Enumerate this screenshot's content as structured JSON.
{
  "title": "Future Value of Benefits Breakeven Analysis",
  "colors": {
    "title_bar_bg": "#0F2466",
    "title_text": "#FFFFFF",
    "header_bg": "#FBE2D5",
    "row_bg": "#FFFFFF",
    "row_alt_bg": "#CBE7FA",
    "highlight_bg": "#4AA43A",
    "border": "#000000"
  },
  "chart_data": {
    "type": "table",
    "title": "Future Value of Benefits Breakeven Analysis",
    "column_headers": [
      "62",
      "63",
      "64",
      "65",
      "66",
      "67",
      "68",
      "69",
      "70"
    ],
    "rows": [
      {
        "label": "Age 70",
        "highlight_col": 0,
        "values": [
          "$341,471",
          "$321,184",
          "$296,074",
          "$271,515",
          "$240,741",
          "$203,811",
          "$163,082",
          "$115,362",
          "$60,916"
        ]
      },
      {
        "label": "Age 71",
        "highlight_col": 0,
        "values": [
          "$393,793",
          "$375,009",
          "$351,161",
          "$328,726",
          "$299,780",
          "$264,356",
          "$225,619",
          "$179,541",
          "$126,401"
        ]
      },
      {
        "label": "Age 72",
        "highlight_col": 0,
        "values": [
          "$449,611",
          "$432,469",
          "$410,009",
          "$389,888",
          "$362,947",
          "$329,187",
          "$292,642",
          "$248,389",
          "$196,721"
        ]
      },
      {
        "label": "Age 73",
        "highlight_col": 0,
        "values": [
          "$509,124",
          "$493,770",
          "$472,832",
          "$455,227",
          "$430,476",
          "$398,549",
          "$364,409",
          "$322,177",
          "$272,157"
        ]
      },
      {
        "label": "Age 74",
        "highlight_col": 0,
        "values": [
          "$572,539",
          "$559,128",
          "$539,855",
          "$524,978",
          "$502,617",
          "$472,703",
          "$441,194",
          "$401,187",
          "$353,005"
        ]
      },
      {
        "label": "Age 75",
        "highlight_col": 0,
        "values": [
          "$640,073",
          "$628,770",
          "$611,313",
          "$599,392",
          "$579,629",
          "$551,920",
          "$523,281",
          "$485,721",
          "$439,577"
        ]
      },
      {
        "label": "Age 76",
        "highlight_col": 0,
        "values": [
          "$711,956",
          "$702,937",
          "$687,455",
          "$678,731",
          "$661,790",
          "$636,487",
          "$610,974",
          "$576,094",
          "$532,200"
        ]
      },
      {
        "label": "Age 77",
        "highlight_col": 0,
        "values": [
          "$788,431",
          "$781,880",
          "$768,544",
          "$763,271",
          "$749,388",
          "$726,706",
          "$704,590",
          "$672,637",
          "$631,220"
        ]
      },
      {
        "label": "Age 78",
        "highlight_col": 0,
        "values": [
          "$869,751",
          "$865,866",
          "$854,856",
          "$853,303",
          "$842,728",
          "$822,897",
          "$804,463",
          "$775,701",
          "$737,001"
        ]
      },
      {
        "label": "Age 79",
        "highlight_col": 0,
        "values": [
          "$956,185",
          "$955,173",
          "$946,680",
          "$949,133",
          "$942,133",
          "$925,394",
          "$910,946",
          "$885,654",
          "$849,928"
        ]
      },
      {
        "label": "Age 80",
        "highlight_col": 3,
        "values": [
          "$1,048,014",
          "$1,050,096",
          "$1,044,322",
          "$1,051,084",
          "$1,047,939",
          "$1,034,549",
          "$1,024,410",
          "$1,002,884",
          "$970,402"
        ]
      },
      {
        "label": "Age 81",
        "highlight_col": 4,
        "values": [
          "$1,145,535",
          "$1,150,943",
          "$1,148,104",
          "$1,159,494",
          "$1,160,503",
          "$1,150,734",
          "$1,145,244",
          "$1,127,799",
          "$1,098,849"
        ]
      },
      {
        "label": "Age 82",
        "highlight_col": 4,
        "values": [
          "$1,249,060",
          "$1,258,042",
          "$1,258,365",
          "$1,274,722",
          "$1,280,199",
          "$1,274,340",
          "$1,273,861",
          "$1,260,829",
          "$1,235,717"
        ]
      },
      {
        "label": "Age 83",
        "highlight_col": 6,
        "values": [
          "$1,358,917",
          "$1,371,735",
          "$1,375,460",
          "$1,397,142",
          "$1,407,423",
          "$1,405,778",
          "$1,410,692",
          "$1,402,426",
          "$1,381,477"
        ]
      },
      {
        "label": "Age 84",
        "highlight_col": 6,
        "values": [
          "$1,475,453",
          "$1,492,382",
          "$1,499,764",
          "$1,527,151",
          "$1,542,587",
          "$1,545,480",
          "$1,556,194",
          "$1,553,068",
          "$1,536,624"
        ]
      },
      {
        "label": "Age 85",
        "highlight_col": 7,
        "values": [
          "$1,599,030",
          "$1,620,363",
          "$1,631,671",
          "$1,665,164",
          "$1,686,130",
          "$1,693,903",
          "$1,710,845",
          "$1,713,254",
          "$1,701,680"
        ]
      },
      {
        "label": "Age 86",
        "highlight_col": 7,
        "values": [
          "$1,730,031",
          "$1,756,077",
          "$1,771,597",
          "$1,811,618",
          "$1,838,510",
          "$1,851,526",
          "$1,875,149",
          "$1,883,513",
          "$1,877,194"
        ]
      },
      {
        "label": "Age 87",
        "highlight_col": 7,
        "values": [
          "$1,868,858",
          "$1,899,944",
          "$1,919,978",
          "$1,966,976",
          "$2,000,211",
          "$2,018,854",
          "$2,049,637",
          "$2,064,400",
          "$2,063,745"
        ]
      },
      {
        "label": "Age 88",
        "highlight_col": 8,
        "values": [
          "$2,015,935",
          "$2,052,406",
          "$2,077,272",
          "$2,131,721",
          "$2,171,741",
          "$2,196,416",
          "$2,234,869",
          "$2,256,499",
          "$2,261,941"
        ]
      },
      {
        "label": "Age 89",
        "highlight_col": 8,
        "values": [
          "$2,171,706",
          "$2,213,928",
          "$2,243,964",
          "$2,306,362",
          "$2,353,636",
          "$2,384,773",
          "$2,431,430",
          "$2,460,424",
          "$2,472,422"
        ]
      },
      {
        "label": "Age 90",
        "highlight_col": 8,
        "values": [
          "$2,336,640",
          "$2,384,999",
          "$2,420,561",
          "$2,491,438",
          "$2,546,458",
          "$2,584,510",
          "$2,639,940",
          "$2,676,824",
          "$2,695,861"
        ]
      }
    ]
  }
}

════════════════

Repeat the data exactly. Leave nothing out.

Enumerate this screenshot's content as structured JSON.
{
  "title": "Future Value of Benefits Breakeven Analysis",
  "colors": {
    "title_bar_bg": "#0F2466",
    "title_text": "#FFFFFF",
    "header_bg": "#FBE2D5",
    "row_bg": "#FFFFFF",
    "row_alt_bg": "#CBE7FA",
    "highlight_bg": "#4AA43A",
    "border": "#000000"
  },
  "chart_data": {
    "type": "table",
    "title": "Future Value of Benefits Breakeven Analysis",
    "column_headers": [
      "62",
      "63",
      "64",
      "65",
      "66",
      "67",
      "68",
      "69",
      "70"
    ],
    "rows": [
      {
        "label": "Age 70",
        "highlight_col": 0,
        "values": [
          "$341,471",
          "$321,184",
          "$296,074",
          "$271,515",
          "$240,741",
          "$203,811",
          "$163,082",
          "$115,362",
          "$60,916"
        ]
      },
      {
        "label": "Age 71",
        "highlight_col": 0,
        "values": [
          "$393,793",
          "$375,009",
          "$351,161",
          "$328,726",
          "$299,780",
          "$264,356",
          "$225,619",
          "$179,541",
          "$126,401"
        ]
      },
      {
        "label": "Age 72",
        "highlight_col": 0,
        "values": [
          "$449,611",
          "$432,469",
          "$410,009",
          "$389,888",
          "$362,947",
          "$329,187",
          "$292,642",
          "$248,389",
          "$196,721"
        ]
      },
      {
        "label": "Age 73",
        "highlight_col": 0,
        "values": [
          "$509,124",
          "$493,770",
          "$472,832",
          "$455,227",
          "$430,476",
          "$398,549",
          "$364,409",
          "$322,177",
          "$272,157"
        ]
      },
      {
        "label": "Age 74",
        "highlight_col": 0,
        "values": [
          "$572,539",
          "$559,128",
          "$539,855",
          "$524,978",
          "$502,617",
          "$472,703",
          "$441,194",
          "$401,187",
          "$353,005"
        ]
      },
      {
        "label": "Age 75",
        "highlight_col": 0,
        "values": [
          "$640,073",
          "$628,770",
          "$611,313",
          "$599,392",
          "$579,629",
          "$551,920",
          "$523,281",
          "$485,721",
          "$439,577"
        ]
      },
      {
        "label": "Age 76",
        "highlight_col": 0,
        "values": [
          "$711,956",
          "$702,937",
          "$687,455",
          "$678,731",
          "$661,790",
          "$636,487",
          "$610,974",
          "$576,094",
          "$532,200"
        ]
      },
      {
        "label": "Age 77",
        "highlight_col": 0,
        "values": [
          "$788,431",
          "$781,880",
          "$768,544",
          "$763,271",
          "$749,388",
          "$726,706",
          "$704,590",
          "$672,637",
          "$631,220"
        ]
      },
      {
        "label": "Age 78",
        "highlight_col": 0,
        "values": [
          "$869,751",
          "$865,866",
          "$854,856",
          "$853,303",
          "$842,728",
          "$822,897",
          "$804,463",
          "$775,701",
          "$737,001"
        ]
      },
      {
        "label": "Age 79",
        "highlight_col": 0,
        "values": [
          "$956,185",
          "$955,173",
          "$946,680",
          "$949,133",
          "$942,133",
          "$925,394",
          "$910,946",
          "$885,654",
          "$849,928"
        ]
      },
      {
        "label": "Age 80",
        "highlight_col": 3,
        "values": [
          "$1,048,014",
          "$1,050,096",
          "$1,044,322",
          "$1,051,084",
          "$1,047,939",
          "$1,034,549",
          "$1,024,410",
          "$1,002,884",
          "$970,402"
        ]
      },
      {
        "label": "Age 81",
        "highlight_col": 4,
        "values": [
          "$1,145,535",
          "$1,150,943",
          "$1,148,104",
          "$1,159,494",
          "$1,160,503",
          "$1,150,734",
          "$1,145,244",
          "$1,127,799",
          "$1,098,849"
        ]
      },
      {
        "label": "Age 82",
        "highlight_col": 4,
        "values": [
          "$1,249,060",
          "$1,258,042",
          "$1,258,365",
          "$1,274,722",
          "$1,280,199",
          "$1,274,340",
          "$1,273,861",
          "$1,260,829",
          "$1,235,717"
        ]
      },
      {
        "label": "Age 83",
        "highlight_col": 6,
        "values": [
          "$1,358,917",
          "$1,371,735",
          "$1,375,460",
          "$1,397,142",
          "$1,407,423",
          "$1,405,778",
          "$1,410,692",
          "$1,402,426",
          "$1,381,477"
        ]
      },
      {
        "label": "Age 84",
        "highlight_col": 6,
        "values": [
          "$1,475,453",
          "$1,492,382",
          "$1,499,764",
          "$1,527,151",
          "$1,542,587",
          "$1,545,480",
          "$1,556,194",
          "$1,553,068",
          "$1,536,624"
        ]
      },
      {
        "label": "Age 85",
        "highlight_col": 7,
        "values": [
          "$1,599,030",
          "$1,620,363",
          "$1,631,671",
          "$1,665,164",
          "$1,686,130",
          "$1,693,903",
          "$1,710,845",
          "$1,713,254",
          "$1,701,680"
        ]
      },
      {
        "label": "Age 86",
        "highlight_col": 7,
        "values": [
          "$1,730,031",
          "$1,756,077",
          "$1,771,597",
          "$1,811,618",
          "$1,838,510",
          "$1,851,526",
          "$1,875,149",
          "$1,883,513",
          "$1,877,194"
        ]
      },
      {
        "label": "Age 87",
        "highlight_col": 7,
        "values": [
          "$1,868,858",
          "$1,899,944",
          "$1,919,978",
          "$1,966,976",
          "$2,000,211",
          "$2,018,854",
          "$2,049,637",
          "$2,064,400",
          "$2,063,745"
        ]
      },
      {
        "label": "Age 88",
        "highlight_col": 8,
        "values": [
          "$2,015,935",
          "$2,052,406",
          "$2,077,272",
          "$2,131,721",
          "$2,171,741",
          "$2,196,416",
          "$2,234,869",
          "$2,256,499",
          "$2,261,941"
        ]
      },
      {
        "label": "Age 89",
        "highlight_col": 8,
        "values": [
          "$2,171,706",
          "$2,213,928",
          "$2,243,964",
          "$2,306,362",
          "$2,353,636",
          "$2,384,773",
          "$2,431,430",
          "$2,460,424",
          "$2,472,422"
        ]
      },
      {
        "label": "Age 90",
        "highlight_col": 8,
        "values": [
          "$2,336,640",
          "$2,384,999",
          "$2,420,561",
          "$2,491,438",
          "$2,546,458",
          "$2,584,510",
          "$2,639,940",
          "$2,676,824",
          "$2,695,861"
        ]
      }
    ]
  }
}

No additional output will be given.